[EXERCISE DETAILS] Each entry below is to be extracted exactly.

Collected data:
========================================================================
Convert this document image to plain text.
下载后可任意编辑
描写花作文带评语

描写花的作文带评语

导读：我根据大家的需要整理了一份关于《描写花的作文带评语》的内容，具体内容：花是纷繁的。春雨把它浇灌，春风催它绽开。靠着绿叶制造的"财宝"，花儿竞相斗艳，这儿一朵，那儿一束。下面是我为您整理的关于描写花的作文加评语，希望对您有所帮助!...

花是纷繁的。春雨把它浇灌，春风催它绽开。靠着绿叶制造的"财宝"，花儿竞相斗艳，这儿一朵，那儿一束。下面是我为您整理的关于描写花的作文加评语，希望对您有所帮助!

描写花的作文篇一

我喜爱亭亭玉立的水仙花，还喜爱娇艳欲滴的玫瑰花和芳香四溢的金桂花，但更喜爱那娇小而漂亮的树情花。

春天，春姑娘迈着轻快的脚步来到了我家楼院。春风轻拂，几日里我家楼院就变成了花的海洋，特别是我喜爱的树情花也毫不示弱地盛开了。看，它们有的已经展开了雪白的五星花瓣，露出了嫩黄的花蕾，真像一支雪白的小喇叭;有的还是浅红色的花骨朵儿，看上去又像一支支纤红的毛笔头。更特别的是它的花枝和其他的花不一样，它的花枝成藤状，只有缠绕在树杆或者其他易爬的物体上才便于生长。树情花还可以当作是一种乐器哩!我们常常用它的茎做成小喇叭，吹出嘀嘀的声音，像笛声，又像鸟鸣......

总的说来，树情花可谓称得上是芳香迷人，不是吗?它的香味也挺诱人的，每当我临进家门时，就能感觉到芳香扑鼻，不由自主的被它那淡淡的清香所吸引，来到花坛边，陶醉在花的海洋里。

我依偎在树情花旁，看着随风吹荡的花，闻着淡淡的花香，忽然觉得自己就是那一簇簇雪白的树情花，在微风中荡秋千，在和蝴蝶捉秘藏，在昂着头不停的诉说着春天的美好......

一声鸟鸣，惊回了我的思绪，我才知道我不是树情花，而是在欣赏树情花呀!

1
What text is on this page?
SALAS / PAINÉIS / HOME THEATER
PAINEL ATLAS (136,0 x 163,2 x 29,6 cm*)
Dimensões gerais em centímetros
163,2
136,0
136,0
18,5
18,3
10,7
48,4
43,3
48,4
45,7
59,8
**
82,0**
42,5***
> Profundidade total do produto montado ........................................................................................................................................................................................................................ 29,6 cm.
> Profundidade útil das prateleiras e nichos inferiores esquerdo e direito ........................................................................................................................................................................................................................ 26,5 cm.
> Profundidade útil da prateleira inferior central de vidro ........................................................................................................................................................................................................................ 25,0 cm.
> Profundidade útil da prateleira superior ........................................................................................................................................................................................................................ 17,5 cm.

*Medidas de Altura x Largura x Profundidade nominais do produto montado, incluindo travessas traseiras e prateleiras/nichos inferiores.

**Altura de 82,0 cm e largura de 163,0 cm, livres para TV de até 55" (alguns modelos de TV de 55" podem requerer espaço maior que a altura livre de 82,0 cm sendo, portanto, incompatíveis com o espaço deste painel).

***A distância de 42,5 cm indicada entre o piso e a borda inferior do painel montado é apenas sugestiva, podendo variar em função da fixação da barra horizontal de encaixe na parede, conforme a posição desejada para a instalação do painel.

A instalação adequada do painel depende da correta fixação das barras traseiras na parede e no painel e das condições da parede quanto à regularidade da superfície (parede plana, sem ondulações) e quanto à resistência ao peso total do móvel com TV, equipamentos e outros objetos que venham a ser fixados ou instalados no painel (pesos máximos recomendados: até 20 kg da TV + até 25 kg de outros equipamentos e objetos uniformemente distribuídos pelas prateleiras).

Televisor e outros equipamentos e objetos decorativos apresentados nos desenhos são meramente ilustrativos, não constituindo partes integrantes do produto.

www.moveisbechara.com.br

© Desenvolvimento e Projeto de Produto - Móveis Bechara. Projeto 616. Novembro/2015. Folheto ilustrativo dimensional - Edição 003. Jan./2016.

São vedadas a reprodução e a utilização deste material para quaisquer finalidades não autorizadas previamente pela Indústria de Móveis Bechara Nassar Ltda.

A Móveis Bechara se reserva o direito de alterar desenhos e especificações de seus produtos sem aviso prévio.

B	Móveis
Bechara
========================================================================
[TASK SOLUTION]
Convert this document image to plain text.
下载后可任意编辑
描写花作文带评语

描写花的作文带评语

导读：我根据大家的需要整理了一份关于《描写花的作文带评语》的内容，具体内容：花是纷繁的。春雨把它浇灌，春风催它绽开。靠着绿叶制造的"财宝"，花儿竞相斗艳，这儿一朵，那儿一束。下面是我为您整理的关于描写花的作文加评语，希望对您有所帮助!...

花是纷繁的。春雨把它浇灌，春风催它绽开。靠着绿叶制造的"财宝"，花儿竞相斗艳，这儿一朵，那儿一束。下面是我为您整理的关于描写花的作文加评语，希望对您有所帮助!

描写花的作文篇一

我喜爱亭亭玉立的水仙花，还喜爱娇艳欲滴的玫瑰花和芳香四溢的金桂花，但更喜爱那娇小而漂亮的树情花。

春天，春姑娘迈着轻快的脚步来到了我家楼院。春风轻拂，几日里我家楼院就变成了花的海洋，特别是我喜爱的树情花也毫不示弱地盛开了。看，它们有的已经展开了雪白的五星花瓣，露出了嫩黄的花蕾，真像一支雪白的小喇叭;有的还是浅红色的花骨朵儿，看上去又像一支支纤红的毛笔头。更特别的是它的花枝和其他的花不一样，它的花枝成藤状，只有缠绕在树杆或者其他易爬的物体上才便于生长。树情花还可以当作是一种乐器哩!我们常常用它的茎做成小喇叭，吹出嘀嘀的声音，像笛声，又像鸟鸣......

总的说来，树情花可谓称得上是芳香迷人，不是吗?它的香味也挺诱人的，每当我临进家门时，就能感觉到芳香扑鼻，不由自主的被它那淡淡的清香所吸引，来到花坛边，陶醉在花的海洋里。

我依偎在树情花旁，看着随风吹荡的花，闻着淡淡的花香，忽然觉得自己就是那一簇簇雪白的树情花，在微风中荡秋千，在和蝴蝶捉秘藏，在昂着头不停的诉说着春天的美好......

一声鸟鸣，惊回了我的思绪，我才知道我不是树情花，而是在欣赏树情花呀!

1
What text is on this page?
SALAS / PAINÉIS / HOME THEATER
PAINEL ATLAS (136,0 x 163,2 x 29,6 cm*)
Dimensões gerais em centímetros
163,2
136,0
136,0
18,5
18,3
10,7
48,4
43,3
48,4
45,7
59,8
**
82,0**
42,5***
> Profundidade total do produto montado ........................................................................................................................................................................................................................ 29,6 cm.
> Profundidade útil das prateleiras e nichos inferiores esquerdo e direito ........................................................................................................................................................................................................................ 26,5 cm.
> Profundidade útil da prateleira inferior central de vidro ........................................................................................................................................................................................................................ 25,0 cm.
> Profundidade útil da prateleira superior ........................................................................................................................................................................................................................ 17,5 cm.

*Medidas de Altura x Largura x Profundidade nominais do produto montado, incluindo travessas traseiras e prateleiras/nichos inferiores.

**Altura de 82,0 cm e largura de 163,0 cm, livres para TV de até 55" (alguns modelos de TV de 55" podem requerer espaço maior que a altura livre de 82,0 cm sendo, portanto, incompatíveis com o espaço deste painel).

***A distância de 42,5 cm indicada entre o piso e a borda inferior do painel montado é apenas sugestiva, podendo variar em função da fixação da barra horizontal de encaixe na parede, conforme a posição desejada para a instalação do painel.

A instalação adequada do painel depende da correta fixação das barras traseiras na parede e no painel e das condições da parede quanto à regularidade da superfície (parede plana, sem ondulações) e quanto à resistência ao peso total do móvel com TV, equipamentos e outros objetos que venham a ser fixados ou instalados no painel (pesos máximos recomendados: até 20 kg da TV + até 25 kg de outros equipamentos e objetos uniformemente distribuídos pelas prateleiras).

Televisor e outros equipamentos e objetos decorativos apresentados nos desenhos são meramente ilustrativos, não constituindo partes integrantes do produto.

www.moveisbechara.com.br

© Desenvolvimento e Projeto de Produto - Móveis Bechara. Projeto 616. Novembro/2015. Folheto ilustrativo dimensional - Edição 003. Jan./2016.

São vedadas a reprodução e a utilização deste material para quaisquer finalidades não autorizadas previamente pela Indústria de Móveis Bechara Nassar Ltda.

A Móveis Bechara se reserva o direito de alterar desenhos e especificações de seus produtos sem aviso prévio.

B	Móveis
Bechara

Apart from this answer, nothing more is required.